Copy out all the lines where "icon" shows up.

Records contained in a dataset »
* * * *

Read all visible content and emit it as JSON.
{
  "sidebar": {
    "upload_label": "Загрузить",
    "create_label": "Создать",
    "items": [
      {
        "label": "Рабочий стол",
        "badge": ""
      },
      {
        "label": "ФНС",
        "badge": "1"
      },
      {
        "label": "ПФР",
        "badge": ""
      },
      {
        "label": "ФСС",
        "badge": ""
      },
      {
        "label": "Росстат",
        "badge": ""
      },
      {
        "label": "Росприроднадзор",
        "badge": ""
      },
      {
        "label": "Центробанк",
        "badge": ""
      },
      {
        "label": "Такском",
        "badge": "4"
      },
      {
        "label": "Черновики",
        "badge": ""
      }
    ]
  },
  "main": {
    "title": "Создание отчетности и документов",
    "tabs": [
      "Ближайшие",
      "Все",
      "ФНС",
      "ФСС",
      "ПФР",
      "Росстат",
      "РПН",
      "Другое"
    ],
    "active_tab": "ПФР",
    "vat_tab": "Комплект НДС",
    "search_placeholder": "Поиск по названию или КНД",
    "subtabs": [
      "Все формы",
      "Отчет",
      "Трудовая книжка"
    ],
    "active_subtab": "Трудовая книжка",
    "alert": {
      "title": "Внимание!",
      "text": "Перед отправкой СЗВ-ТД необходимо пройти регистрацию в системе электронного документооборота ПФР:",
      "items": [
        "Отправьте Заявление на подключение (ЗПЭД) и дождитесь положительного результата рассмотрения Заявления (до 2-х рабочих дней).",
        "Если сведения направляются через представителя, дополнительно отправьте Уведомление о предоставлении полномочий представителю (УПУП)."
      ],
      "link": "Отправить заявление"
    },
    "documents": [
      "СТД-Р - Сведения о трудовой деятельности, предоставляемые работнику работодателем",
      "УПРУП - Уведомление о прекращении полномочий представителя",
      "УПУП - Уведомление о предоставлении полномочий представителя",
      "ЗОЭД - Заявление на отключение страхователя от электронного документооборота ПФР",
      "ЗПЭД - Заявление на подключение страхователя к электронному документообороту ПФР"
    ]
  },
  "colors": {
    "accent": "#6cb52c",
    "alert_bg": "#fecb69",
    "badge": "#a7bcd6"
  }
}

* * * *

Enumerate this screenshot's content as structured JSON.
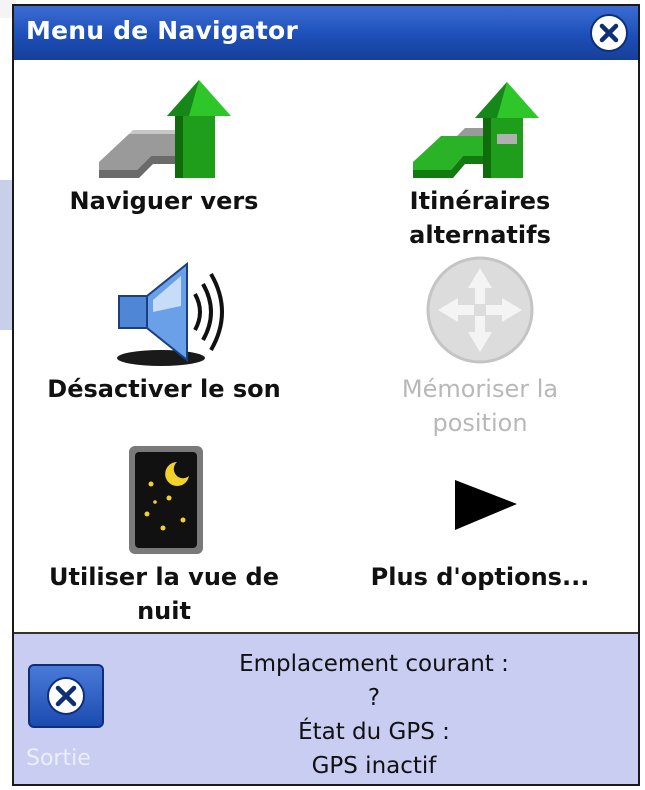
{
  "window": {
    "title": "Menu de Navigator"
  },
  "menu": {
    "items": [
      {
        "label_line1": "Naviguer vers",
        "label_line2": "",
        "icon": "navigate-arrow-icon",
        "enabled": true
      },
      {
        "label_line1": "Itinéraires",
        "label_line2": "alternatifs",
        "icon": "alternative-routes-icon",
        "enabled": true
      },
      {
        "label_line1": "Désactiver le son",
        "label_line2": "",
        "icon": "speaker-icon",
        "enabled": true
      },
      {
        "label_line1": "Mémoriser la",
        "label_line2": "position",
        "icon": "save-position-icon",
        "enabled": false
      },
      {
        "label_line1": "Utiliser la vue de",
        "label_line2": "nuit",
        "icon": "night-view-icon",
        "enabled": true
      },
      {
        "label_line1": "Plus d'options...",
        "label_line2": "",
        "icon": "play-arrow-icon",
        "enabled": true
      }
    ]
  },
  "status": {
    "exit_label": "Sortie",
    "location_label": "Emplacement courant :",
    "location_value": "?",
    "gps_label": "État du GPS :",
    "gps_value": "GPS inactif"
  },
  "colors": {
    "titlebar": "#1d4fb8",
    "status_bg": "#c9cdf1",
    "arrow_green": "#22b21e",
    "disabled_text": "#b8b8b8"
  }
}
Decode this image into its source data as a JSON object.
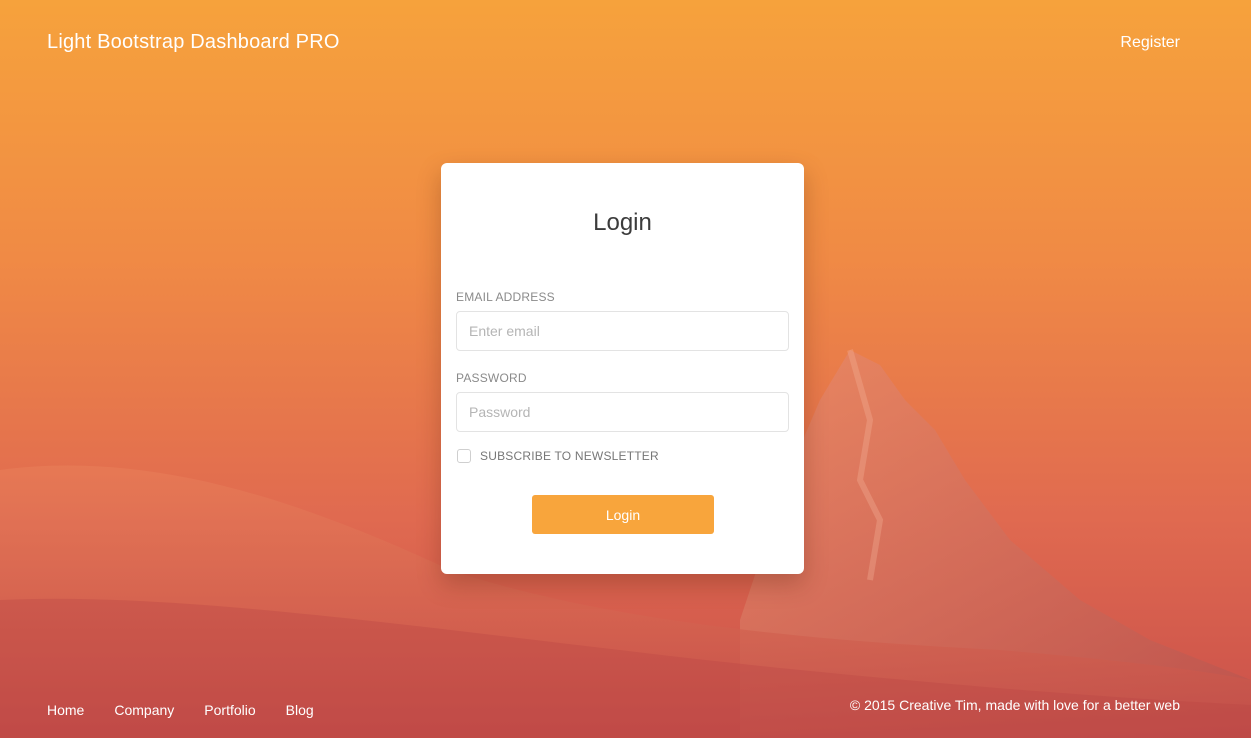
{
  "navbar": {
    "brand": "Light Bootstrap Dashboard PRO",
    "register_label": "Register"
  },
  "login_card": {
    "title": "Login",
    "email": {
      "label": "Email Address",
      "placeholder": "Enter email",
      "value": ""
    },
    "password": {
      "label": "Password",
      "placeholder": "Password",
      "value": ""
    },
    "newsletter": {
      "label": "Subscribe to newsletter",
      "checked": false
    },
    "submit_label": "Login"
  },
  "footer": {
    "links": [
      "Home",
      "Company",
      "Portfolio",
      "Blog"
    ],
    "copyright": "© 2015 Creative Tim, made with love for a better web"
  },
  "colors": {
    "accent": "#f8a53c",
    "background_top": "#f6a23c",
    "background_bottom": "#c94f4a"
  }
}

* * * *

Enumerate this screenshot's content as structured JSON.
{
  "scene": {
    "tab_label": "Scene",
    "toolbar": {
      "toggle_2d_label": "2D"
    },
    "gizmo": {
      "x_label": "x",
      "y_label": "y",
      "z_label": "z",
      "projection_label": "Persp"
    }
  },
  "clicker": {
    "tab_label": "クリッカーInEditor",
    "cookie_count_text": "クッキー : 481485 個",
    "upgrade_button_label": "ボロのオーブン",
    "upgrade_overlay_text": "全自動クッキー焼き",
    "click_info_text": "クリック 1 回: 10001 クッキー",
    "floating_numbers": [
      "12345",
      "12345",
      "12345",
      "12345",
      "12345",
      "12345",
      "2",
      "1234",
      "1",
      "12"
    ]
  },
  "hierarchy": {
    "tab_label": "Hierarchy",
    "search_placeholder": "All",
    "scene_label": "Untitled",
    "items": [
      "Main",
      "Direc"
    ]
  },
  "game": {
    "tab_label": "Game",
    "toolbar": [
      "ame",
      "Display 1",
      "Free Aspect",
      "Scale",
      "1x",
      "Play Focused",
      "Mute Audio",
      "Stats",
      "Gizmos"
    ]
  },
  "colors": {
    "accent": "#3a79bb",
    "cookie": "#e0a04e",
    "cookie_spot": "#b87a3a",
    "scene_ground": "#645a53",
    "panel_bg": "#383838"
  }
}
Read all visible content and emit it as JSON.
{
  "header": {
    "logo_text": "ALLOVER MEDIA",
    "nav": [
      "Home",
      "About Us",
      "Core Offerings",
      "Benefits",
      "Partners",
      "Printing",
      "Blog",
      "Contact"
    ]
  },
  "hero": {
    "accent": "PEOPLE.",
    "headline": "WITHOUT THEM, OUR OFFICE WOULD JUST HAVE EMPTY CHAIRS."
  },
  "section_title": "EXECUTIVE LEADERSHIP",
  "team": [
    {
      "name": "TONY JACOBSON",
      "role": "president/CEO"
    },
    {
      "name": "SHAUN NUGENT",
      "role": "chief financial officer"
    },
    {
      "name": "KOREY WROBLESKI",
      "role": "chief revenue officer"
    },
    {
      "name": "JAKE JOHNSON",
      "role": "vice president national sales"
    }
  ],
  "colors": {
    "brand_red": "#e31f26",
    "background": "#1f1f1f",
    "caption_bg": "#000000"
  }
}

* * * *

Written response »
        "icon": "navigate-arrow-icon",
        "icon": "alternative-routes-icon",
        "icon": "speaker-icon",
        "icon": "save-position-icon",
        "icon": "night-view-icon",
        "icon": "play-arrow-icon",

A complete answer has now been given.